%%
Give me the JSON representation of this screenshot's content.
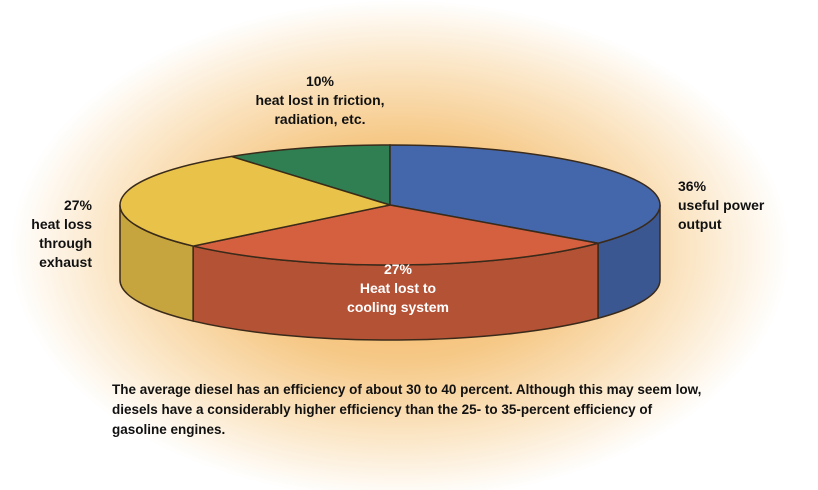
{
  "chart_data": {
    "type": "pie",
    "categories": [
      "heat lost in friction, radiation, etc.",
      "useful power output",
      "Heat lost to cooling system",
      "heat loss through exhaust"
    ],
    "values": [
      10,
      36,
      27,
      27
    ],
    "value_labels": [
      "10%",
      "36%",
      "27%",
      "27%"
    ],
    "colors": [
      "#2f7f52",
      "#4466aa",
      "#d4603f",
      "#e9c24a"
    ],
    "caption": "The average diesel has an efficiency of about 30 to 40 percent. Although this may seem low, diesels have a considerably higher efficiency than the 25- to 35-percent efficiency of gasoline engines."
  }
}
%%
Task brief –
Omit the pictures, then quote the rest of the material above exactly.

Task answer –
Give me the JSON representation of this screenshot's content.
{
  "chart_data": {
    "type": "pie",
    "categories": [
      "heat lost in friction, radiation, etc.",
      "useful power output",
      "Heat lost to cooling system",
      "heat loss through exhaust"
    ],
    "values": [
      10,
      36,
      27,
      27
    ],
    "value_labels": [
      "10%",
      "36%",
      "27%",
      "27%"
    ],
    "colors": [
      "#2f7f52",
      "#4466aa",
      "#d4603f",
      "#e9c24a"
    ],
    "caption": "The average diesel has an efficiency of about 30 to 40 percent. Although this may seem low, diesels have a considerably higher efficiency than the 25- to 35-percent efficiency of gasoline engines."
  }
}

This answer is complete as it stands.